What this exercise asks
[1] Reproduce everything in the Yemen war article from "TEHRAN (defapress)- Iranian" down to "account on Tuesday.".
[2] According to the Yemen war article, when did Zarif submit Iran's four-point peace plan for Yemen to the United Nations?
(Excerpt to read Opens)
TEHRAN (defapress)- Iranian Foreign Minister Mohammad Javad Zarif, in a tweet on the threshold of the 5th year of Saudi Arabia's bloody war on Yemen, urged Riyadh to put an end to the nightmare started by war.
News ID: 76447
Publish Date: 27March 2019 - 14:57
"On the eve of the war's shameful FIFTH YEAR, a reminder that it's not too late to stop the nightmare that this war has become," Zarif said in a post on his official Twitter account on Tuesday.
The top Iranian diplomat also pointed to Iran's four-point peace plan that he proposed in the weeks that the campaign had begun in 2015, and said Saudi Arabia and its allies rejected the proposal "claiming that victory was at hand within THREE WEEKS."
Saudi Arabia & its allies rejected Iran's peace plan for Yemen in April 2015—claiming that victory was at hand within THREE WEEKS.
On the eve of the war's shameful FIFTH YEAR, a reminder that it's not too late to stop the nightmare that this war has become. #StopTheWarOnYemen
In April 2015, Iran's Foreign Minister Zarif submitted a four-point peace plan for Yemen to the United Nations in an attempt to end the bloodshed in the Arab country.
"It is imperative for the international community to get more effectively involved in ending the senseless aerial attacks and establishing a ceasefire," Zarif said in the letter, adding that Tehran is ready to cooperate with the UN “to facilitate and encourage an immediate end to these senseless bombardments and initiation of a genuine dialogue to find a political solution to this tragic crisis.”
In a Monday statement on the occasion of the 4th anniversary of the beginning of Saudi Arabia’s war of aggression against Yemen, Iran's Foreign Ministry, voiced its strong support for the UN-backed peace process, and urged ending economic blockade against the poor country.
The Foreign Ministry said in the statement that Tehran supports an overarching ceasefire in Yemen while calling for an end to the “tyrannical” economic and human blockade imposed on the people of Yemen.
(Excerpt to read Closes)
(Material provided Opens)
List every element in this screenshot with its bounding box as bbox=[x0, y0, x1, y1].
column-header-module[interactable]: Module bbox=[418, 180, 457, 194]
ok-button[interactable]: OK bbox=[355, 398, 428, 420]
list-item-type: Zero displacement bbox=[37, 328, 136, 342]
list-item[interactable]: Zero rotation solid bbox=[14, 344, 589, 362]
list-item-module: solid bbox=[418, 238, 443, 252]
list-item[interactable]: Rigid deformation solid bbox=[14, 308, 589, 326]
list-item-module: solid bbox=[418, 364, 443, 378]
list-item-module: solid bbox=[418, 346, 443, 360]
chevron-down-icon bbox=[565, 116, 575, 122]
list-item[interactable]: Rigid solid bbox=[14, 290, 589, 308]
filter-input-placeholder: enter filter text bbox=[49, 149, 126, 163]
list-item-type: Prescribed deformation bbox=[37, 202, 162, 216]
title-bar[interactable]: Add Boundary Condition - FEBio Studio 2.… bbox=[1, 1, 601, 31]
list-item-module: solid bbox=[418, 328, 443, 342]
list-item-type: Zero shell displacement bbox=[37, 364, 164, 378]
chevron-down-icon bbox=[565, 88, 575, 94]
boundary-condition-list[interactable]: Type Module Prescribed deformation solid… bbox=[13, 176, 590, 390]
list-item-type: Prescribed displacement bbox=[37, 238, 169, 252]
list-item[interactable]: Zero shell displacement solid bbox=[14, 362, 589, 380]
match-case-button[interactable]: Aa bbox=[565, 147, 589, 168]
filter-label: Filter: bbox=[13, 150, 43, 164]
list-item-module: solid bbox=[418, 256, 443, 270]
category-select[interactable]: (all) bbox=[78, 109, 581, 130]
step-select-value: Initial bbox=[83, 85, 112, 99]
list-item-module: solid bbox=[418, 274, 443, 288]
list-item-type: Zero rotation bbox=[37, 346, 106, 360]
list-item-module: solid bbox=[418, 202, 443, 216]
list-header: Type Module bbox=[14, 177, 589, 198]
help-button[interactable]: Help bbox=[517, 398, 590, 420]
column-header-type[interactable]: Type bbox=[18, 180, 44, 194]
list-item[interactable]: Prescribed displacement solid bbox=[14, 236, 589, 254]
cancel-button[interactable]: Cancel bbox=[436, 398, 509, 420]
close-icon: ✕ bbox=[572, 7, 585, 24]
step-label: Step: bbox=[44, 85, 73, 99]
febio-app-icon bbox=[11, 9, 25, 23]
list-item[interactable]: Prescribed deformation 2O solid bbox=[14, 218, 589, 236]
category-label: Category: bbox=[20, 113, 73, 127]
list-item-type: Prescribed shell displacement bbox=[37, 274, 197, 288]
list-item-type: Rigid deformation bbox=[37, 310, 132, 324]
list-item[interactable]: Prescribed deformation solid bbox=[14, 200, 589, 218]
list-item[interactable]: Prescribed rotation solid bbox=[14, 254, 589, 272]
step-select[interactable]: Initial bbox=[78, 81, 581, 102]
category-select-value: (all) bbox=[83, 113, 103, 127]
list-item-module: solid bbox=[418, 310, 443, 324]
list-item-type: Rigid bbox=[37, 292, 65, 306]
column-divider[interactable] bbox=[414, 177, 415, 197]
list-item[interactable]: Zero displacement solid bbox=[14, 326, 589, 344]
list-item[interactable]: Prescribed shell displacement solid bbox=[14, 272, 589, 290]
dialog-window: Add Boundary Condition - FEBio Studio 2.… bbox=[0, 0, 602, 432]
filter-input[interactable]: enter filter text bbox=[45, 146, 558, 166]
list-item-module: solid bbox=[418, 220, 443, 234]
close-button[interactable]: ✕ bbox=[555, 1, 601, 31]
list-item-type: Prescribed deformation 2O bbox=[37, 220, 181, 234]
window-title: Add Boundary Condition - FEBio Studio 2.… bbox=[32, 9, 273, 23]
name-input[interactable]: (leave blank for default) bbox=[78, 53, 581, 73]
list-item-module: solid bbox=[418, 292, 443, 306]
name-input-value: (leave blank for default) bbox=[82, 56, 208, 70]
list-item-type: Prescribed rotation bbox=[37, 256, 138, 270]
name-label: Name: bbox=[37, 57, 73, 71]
(Material provided Closes)
Outputs by task
[1]
TEHRAN (defapress)- Iranian Foreign Minister Mohammad Javad Zarif, in a tweet on the threshold of the 5th year of Saudi Arabia's bloody war on Yemen, urged Riyadh to put an end to the nightmare started by war.
News ID: 76447
Publish Date: 27March 2019 - 14:57
"On the eve of the war's shameful FIFTH YEAR, a reminder that it's not too late to stop the nightmare that this war has become," Zarif said in a post on his official Twitter account on Tuesday.

[2] In April 2015.